Record extracts =
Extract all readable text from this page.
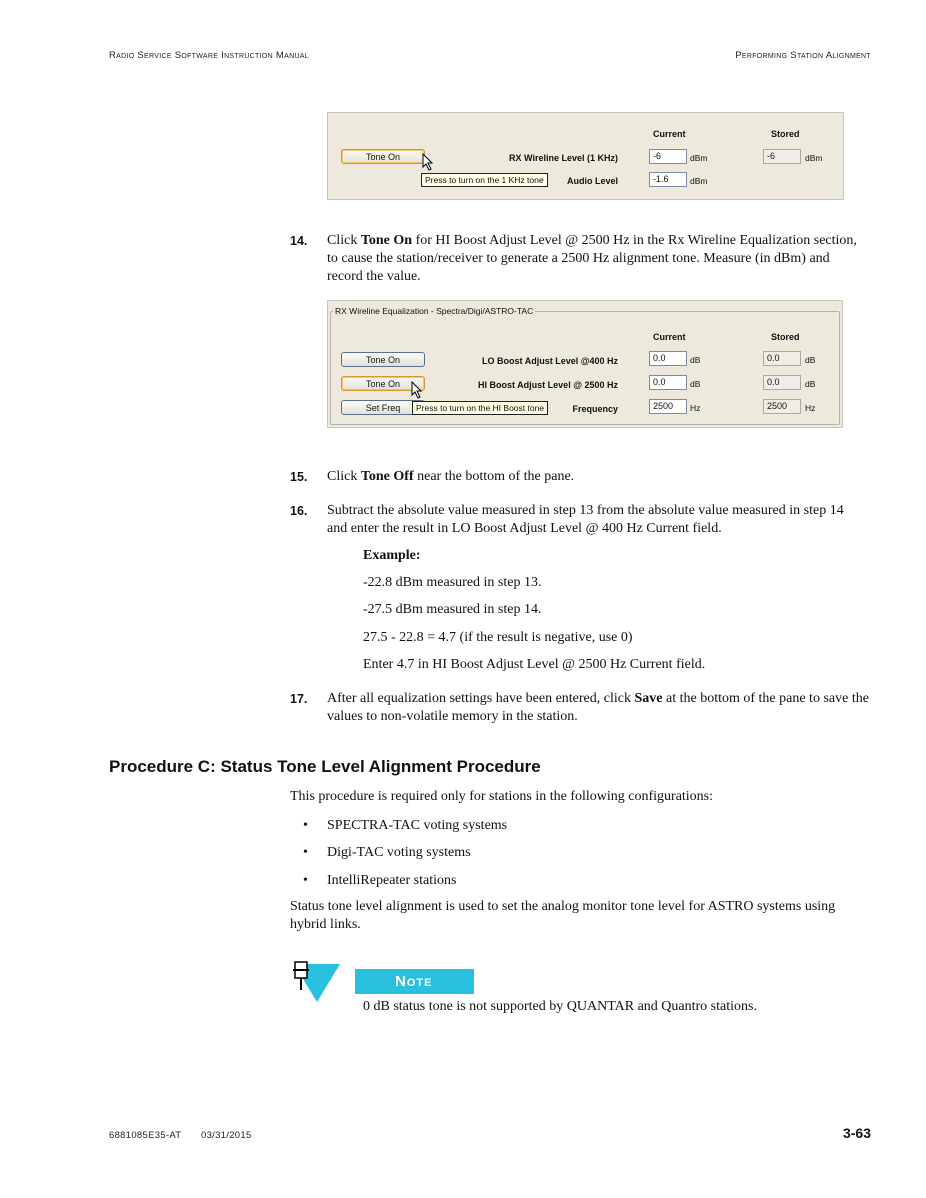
Radio Service Software Instruction Manual	Performing Station Alignment
Current	Stored
Tone On	RX Wireline Level (1 KHz)	-6	dBm	-6	dBm
Press to turn on the 1 KHz tone	Audio Level	-1.6	dBm
14. Click Tone On for HI Boost Adjust Level @ 2500 Hz in the Rx Wireline Equalization section, to cause the station/receiver to generate a 2500 Hz alignment tone. Measure (in dBm) and record the value.
RX Wireline Equalization - Spectra/Digi/ASTRO-TAC
Current	Stored
Tone On	LO Boost Adjust Level @400 Hz	0.0	dB	0.0	dB
Tone On	HI Boost Adjust Level @ 2500 Hz	0.0	dB	0.0	dB
Set Freq	Press to turn on the HI Boost tone	Frequency	2500	Hz	2500	Hz
15. Click Tone Off near the bottom of the pane.
16. Subtract the absolute value measured in step 13 from the absolute value measured in step 14 and enter the result in LO Boost Adjust Level @ 400 Hz Current field.
Example:
-22.8 dBm measured in step 13.
-27.5 dBm measured in step 14.
27.5 - 22.8 = 4.7 (if the result is negative, use 0)
Enter 4.7 in HI Boost Adjust Level @ 2500 Hz Current field.
17. After all equalization settings have been entered, click Save at the bottom of the pane to save the values to non-volatile memory in the station.
Procedure C: Status Tone Level Alignment Procedure
This procedure is required only for stations in the following configurations:
• SPECTRA-TAC voting systems
• Digi-TAC voting systems
• IntelliRepeater stations
Status tone level alignment is used to set the analog monitor tone level for ASTRO systems using hybrid links.
Note
0 dB status tone is not supported by QUANTAR and Quantro stations.
6881085E35-AT 03/31/2015	3-63
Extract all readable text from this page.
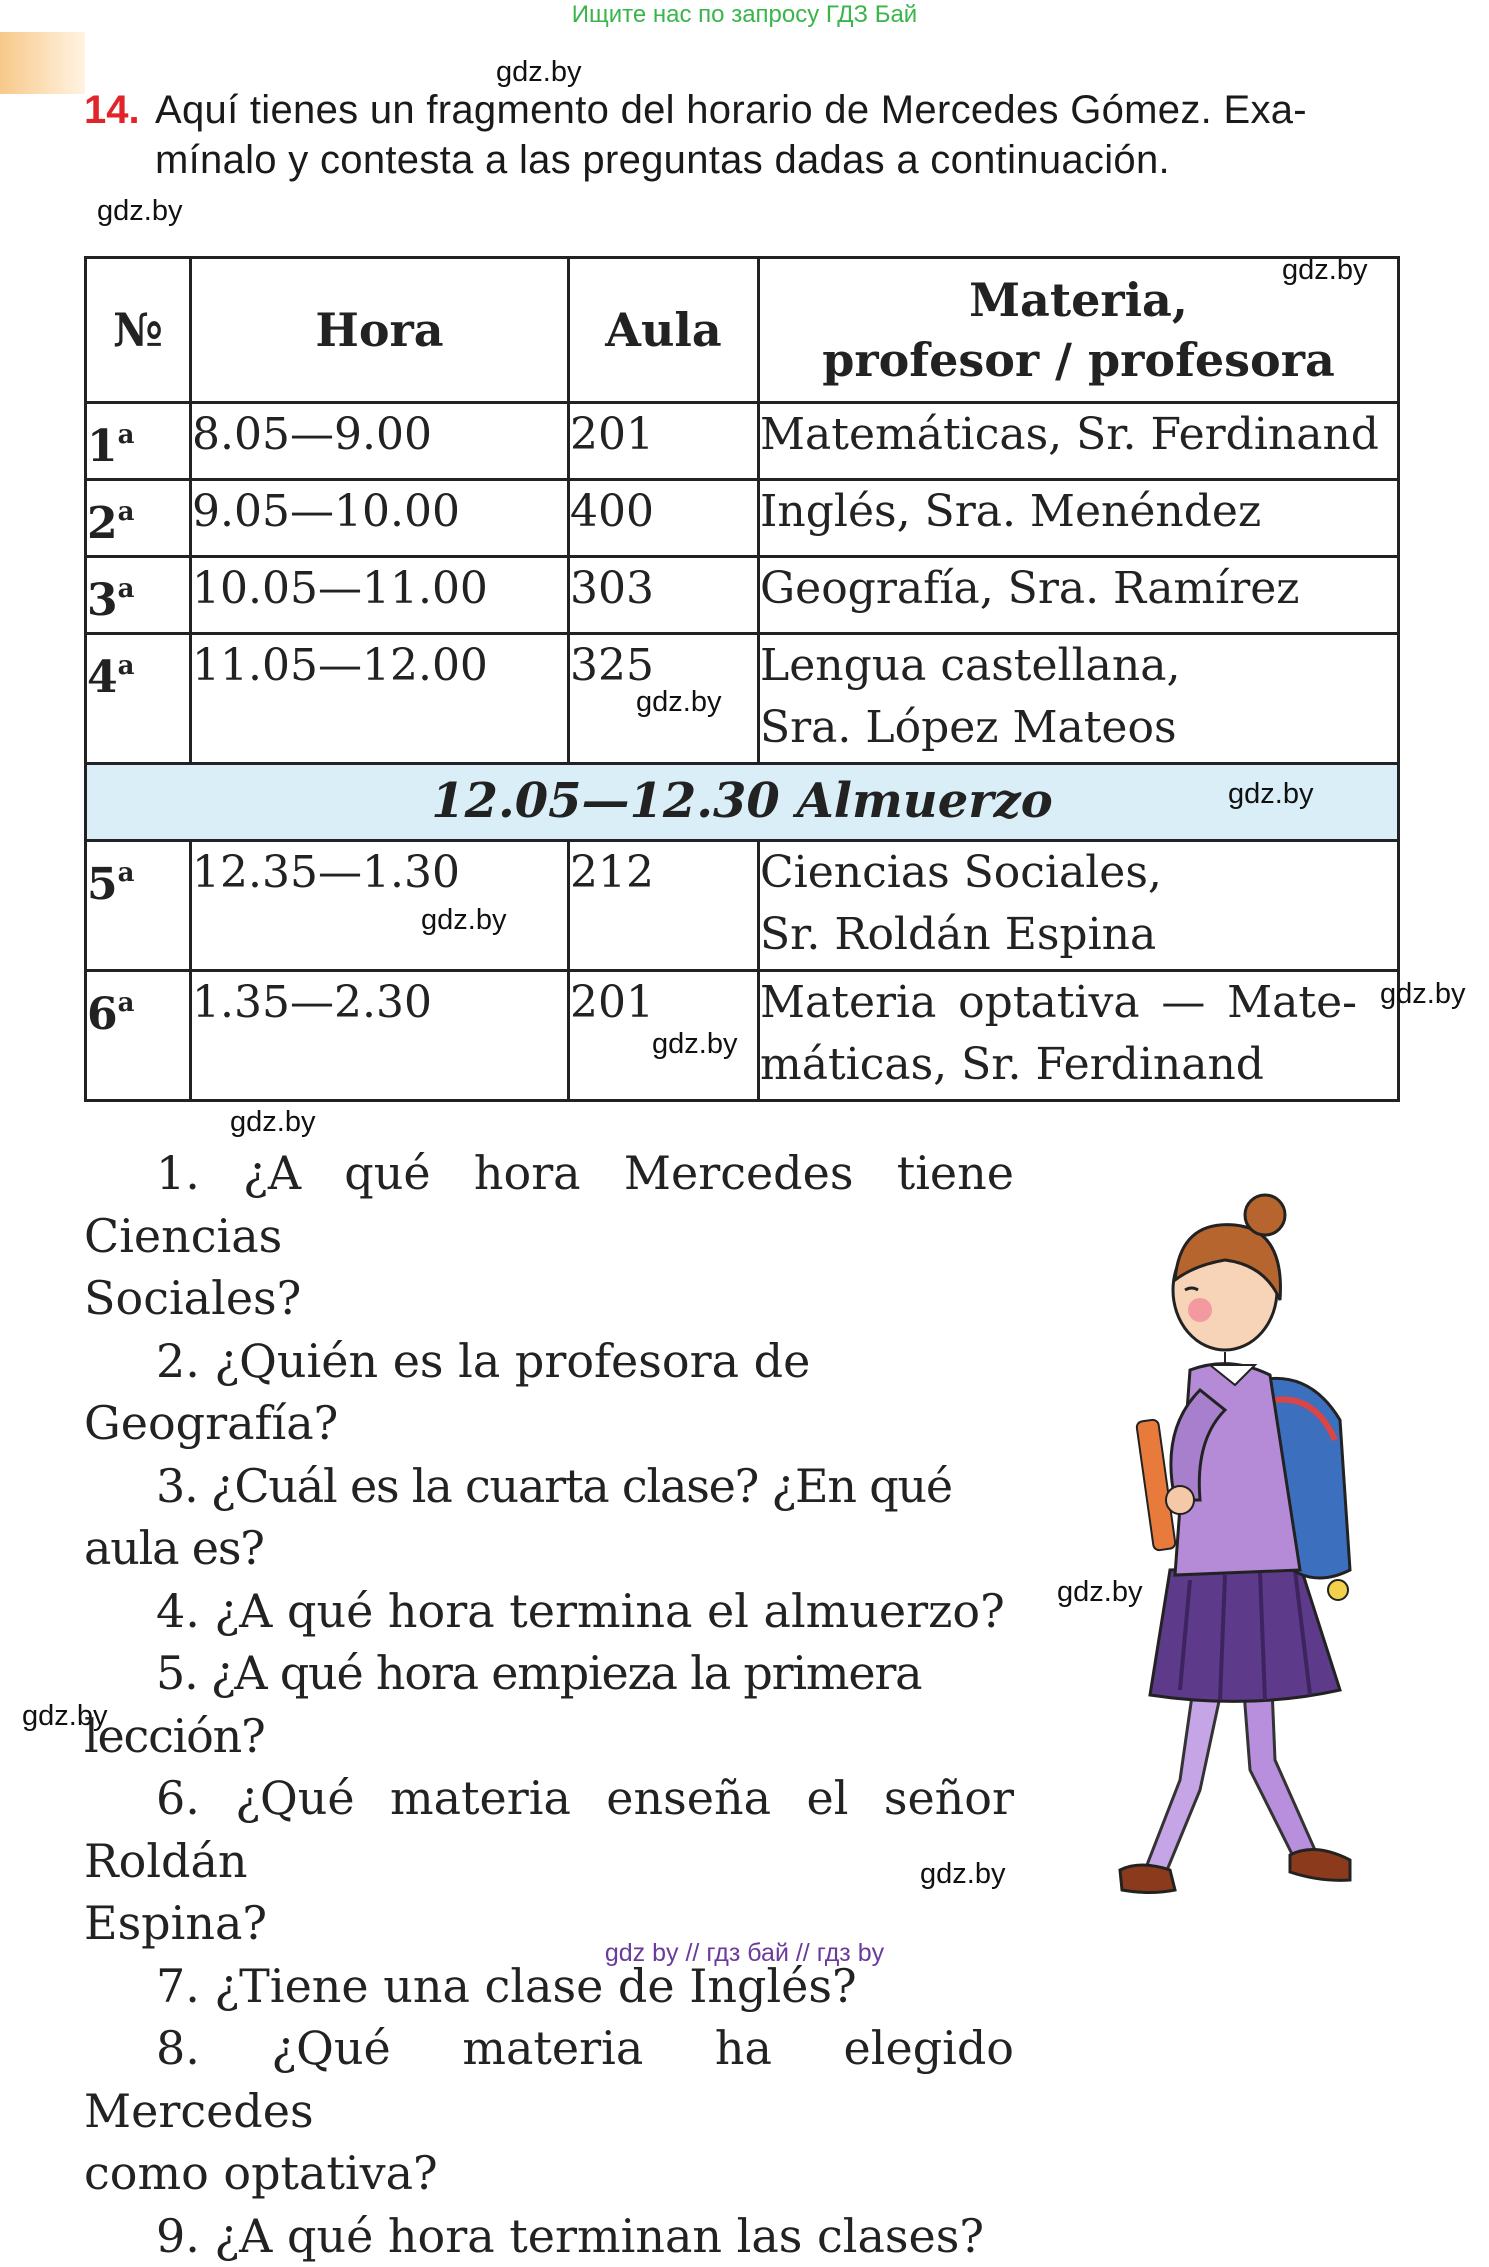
Ищите нас по запросу ГДЗ Бай
gdz.by
gdz.by
gdz.by
gdz.by
gdz.by
gdz.by
gdz.by
gdz.by
gdz.by
gdz.by
gdz.by
gdz.by
14. Aquí tienes un fragmento del horario de Mercedes Gómez. Exa-
mínalo y contesta a las preguntas dadas a continuación.
№	Hora	Aula	Materia,
profesor / profesora

1$^a$	8.05—9.00	201	Matemáticas, Sr. Ferdinand
2$^a$	9.05—10.00	400	Inglés, Sra. Menéndez
3$^a$	10.05—11.00	303	Geografía, Sra. Ramírez
4$^a$	11.05—12.00	325	Lengua castellana,
Sra. López Mateos

12.05—12.30 Almuerzo			
5$^a$	12.35—1.30	212	Ciencias Sociales,
Sr. Roldán Espina

6$^a$	1.35—2.30	201	Materia optativa — Mate-
máticas, Sr. Ferdinand

1. ¿A qué hora Mercedes tiene Ciencias

Sociales?

2. ¿Quién es la profesora de Geografía?

3. ¿Cuál es la cuarta clase? ¿En qué aula es?

4. ¿A qué hora termina el almuerzo?

5. ¿A qué hora empieza la primera lección?

6. ¿Qué materia enseña el señor Roldán

Espina?

7. ¿Tiene una clase de Inglés?

8. ¿Qué materia ha elegido Mercedes

como optativa?

9. ¿A qué hora terminan las clases?

gdz by // гдз бай // гдз by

To be done =
Choose all lines containing the string "profesora" and copy them out.

Complete answer =
profesor / profesora
2. ¿Quién es la profesora de Geografía?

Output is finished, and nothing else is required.